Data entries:
■ ■ ■ ■

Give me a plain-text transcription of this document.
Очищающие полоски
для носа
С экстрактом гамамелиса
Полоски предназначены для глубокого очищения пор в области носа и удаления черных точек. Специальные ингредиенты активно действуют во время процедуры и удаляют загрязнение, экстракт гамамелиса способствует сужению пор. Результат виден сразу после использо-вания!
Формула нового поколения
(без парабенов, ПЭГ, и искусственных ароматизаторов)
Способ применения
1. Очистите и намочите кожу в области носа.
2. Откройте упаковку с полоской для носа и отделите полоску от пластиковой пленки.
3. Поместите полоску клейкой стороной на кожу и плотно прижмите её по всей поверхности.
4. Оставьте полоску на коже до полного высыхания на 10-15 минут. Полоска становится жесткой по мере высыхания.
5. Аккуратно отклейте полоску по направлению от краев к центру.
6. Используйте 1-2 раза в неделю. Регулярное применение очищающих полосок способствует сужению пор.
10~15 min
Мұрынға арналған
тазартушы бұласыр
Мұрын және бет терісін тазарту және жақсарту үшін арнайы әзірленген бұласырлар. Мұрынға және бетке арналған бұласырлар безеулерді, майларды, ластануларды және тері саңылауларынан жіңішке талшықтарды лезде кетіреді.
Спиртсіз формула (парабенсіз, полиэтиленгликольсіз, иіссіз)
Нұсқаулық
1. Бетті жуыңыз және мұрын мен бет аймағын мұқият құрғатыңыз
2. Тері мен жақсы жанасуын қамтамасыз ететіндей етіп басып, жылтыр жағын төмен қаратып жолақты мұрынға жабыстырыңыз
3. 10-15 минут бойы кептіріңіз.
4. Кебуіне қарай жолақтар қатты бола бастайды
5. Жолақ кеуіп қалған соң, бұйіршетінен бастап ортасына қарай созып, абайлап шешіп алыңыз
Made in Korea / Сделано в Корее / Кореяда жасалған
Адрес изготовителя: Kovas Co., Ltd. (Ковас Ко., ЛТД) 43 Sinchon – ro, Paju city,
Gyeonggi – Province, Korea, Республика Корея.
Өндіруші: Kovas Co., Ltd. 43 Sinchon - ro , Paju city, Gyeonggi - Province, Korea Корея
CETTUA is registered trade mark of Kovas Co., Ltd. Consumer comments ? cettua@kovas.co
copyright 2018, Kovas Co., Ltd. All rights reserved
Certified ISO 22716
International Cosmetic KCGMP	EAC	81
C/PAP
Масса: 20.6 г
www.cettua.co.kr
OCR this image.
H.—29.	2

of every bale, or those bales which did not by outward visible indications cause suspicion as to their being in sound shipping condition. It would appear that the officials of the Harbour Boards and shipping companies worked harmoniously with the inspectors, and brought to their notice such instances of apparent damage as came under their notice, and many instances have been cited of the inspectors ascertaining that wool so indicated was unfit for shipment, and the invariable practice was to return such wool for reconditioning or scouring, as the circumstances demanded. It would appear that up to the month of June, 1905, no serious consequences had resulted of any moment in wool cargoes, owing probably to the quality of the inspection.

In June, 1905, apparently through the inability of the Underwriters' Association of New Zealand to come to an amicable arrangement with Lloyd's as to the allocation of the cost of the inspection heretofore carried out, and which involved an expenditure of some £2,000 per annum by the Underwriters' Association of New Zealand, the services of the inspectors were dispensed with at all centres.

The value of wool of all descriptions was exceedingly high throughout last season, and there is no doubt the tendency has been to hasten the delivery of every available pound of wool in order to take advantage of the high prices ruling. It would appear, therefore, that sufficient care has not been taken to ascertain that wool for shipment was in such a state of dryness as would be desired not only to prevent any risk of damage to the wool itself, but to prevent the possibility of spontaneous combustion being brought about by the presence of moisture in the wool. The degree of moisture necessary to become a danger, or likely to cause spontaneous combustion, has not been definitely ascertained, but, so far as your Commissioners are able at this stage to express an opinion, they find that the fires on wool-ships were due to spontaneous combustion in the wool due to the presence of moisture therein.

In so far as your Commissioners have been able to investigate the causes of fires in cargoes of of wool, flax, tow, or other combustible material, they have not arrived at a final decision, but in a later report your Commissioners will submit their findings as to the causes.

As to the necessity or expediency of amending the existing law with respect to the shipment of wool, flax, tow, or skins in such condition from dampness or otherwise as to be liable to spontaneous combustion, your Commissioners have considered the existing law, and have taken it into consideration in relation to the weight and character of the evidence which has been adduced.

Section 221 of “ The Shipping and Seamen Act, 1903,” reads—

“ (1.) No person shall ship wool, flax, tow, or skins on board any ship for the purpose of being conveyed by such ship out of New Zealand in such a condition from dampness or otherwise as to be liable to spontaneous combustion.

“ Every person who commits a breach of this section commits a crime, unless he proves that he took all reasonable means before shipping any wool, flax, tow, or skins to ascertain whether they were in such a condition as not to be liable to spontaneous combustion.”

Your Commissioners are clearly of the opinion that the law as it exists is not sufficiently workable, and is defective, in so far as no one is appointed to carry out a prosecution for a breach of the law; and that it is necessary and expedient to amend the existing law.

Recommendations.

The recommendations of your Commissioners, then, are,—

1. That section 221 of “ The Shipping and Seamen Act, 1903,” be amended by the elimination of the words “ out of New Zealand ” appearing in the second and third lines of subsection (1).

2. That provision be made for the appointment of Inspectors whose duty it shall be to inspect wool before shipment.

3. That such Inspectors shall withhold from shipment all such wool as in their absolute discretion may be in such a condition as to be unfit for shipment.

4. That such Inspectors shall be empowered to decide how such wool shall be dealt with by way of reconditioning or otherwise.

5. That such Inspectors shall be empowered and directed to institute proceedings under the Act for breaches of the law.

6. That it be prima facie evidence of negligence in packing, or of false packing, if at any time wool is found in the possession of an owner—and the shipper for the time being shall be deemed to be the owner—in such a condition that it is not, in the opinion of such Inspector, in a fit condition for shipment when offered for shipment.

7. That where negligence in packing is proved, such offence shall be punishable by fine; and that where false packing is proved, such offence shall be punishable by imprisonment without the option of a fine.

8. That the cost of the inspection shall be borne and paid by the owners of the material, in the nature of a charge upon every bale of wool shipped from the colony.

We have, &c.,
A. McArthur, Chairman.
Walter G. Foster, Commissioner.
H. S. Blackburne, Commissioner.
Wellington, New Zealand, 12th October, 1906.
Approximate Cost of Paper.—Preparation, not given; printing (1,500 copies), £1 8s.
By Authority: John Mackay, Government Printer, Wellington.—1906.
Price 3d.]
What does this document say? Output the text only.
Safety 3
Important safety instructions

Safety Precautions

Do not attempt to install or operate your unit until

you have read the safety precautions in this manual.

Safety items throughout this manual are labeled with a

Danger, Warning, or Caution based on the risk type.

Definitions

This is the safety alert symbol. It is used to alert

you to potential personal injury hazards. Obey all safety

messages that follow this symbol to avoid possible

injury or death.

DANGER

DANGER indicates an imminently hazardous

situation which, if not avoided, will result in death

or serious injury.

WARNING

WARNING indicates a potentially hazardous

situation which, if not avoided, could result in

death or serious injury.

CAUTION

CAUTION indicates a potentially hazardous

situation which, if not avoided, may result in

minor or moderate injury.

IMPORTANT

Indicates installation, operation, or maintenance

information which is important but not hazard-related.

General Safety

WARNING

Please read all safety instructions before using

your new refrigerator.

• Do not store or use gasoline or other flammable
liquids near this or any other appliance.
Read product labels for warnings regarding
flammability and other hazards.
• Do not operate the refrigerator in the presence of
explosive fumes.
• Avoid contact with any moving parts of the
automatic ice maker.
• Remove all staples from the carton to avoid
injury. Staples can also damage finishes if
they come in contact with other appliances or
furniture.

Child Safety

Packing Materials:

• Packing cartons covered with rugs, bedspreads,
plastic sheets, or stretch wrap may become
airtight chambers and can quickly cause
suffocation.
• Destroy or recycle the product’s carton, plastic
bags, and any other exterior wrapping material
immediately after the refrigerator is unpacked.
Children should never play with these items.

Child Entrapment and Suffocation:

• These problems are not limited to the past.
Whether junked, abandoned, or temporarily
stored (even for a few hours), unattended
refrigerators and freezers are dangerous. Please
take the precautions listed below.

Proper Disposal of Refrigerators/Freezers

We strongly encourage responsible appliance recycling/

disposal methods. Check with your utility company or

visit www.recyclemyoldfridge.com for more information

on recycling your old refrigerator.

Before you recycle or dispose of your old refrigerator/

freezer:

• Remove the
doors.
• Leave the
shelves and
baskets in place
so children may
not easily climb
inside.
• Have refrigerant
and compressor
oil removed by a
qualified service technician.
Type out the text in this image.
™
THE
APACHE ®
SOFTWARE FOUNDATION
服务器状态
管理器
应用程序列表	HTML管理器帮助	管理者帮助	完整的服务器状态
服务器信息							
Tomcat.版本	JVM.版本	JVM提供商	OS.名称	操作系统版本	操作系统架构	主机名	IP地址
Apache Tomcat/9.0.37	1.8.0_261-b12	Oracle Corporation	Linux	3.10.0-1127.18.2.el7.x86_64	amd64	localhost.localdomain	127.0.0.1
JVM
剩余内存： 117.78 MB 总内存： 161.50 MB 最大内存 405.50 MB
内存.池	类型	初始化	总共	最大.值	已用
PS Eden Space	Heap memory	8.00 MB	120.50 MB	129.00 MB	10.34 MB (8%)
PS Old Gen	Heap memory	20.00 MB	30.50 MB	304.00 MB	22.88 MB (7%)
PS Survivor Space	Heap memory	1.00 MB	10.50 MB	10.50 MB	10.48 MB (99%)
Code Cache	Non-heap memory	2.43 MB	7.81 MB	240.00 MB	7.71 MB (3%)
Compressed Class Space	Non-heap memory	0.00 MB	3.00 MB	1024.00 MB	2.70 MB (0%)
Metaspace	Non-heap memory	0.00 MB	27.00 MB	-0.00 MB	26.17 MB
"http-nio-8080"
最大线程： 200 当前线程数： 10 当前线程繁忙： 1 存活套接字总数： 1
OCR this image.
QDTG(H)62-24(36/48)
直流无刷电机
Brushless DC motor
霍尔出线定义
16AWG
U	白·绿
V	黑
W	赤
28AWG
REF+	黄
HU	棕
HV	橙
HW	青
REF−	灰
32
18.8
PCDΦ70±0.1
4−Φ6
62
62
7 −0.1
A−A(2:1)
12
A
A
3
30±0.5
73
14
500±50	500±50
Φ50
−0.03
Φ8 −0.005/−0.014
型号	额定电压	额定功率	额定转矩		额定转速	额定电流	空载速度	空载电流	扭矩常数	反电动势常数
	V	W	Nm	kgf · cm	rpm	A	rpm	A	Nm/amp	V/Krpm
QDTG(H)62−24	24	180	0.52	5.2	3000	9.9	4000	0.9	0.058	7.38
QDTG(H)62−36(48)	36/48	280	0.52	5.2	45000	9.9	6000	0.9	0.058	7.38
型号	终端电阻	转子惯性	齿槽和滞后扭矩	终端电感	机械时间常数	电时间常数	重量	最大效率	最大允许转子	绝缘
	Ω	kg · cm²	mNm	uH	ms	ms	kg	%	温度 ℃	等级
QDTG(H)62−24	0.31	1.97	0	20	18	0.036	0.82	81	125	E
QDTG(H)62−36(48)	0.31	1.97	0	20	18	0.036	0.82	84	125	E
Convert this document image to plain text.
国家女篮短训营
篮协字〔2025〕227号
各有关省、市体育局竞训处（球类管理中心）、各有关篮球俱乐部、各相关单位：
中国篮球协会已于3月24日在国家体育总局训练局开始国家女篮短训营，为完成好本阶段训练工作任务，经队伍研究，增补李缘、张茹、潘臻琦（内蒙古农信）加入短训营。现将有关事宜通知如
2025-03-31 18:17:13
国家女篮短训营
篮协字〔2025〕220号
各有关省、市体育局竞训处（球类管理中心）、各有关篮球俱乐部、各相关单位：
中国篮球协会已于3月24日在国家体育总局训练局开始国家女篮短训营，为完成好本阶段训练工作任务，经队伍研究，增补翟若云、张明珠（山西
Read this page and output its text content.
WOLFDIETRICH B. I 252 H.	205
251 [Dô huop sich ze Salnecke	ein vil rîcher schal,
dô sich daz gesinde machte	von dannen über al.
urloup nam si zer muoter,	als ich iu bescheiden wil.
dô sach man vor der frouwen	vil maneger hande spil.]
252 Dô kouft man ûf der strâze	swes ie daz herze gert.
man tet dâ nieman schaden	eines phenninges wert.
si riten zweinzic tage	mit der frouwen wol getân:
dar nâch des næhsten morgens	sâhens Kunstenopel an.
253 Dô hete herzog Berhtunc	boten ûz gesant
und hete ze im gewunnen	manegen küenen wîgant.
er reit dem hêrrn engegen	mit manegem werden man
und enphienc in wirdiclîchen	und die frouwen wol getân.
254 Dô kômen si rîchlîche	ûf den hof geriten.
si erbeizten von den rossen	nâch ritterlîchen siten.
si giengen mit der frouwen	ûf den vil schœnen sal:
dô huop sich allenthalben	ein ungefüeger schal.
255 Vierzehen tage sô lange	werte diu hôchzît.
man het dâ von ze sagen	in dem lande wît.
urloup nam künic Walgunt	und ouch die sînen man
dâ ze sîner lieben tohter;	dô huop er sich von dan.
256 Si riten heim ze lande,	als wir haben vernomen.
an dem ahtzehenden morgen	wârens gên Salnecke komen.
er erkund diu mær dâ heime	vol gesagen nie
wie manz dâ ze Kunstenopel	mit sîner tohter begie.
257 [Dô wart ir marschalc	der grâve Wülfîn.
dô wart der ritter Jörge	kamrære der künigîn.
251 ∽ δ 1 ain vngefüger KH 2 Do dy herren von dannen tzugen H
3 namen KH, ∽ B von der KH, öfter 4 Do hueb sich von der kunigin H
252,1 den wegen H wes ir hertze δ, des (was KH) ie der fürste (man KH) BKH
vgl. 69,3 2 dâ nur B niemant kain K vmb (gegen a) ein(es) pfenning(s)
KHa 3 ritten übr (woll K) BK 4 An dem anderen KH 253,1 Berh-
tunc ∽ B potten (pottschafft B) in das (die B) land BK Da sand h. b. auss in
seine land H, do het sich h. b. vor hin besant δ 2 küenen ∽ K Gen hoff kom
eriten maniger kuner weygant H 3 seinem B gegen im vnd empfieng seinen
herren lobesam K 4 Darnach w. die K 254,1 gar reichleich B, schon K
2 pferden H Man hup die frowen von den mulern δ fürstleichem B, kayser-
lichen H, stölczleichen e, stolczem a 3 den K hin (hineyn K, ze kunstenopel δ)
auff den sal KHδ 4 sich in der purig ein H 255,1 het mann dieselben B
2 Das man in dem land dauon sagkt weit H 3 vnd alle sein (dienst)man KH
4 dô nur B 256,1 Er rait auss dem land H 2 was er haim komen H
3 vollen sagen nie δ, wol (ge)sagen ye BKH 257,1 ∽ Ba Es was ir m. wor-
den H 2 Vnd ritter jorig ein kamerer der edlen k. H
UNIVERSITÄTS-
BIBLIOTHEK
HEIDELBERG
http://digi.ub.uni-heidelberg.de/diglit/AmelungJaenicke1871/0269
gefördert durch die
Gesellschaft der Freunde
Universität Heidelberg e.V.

■ ■ ■ ■

Count each line of the data where the word "способствует" appears, then reply with the total only.

Task result:
2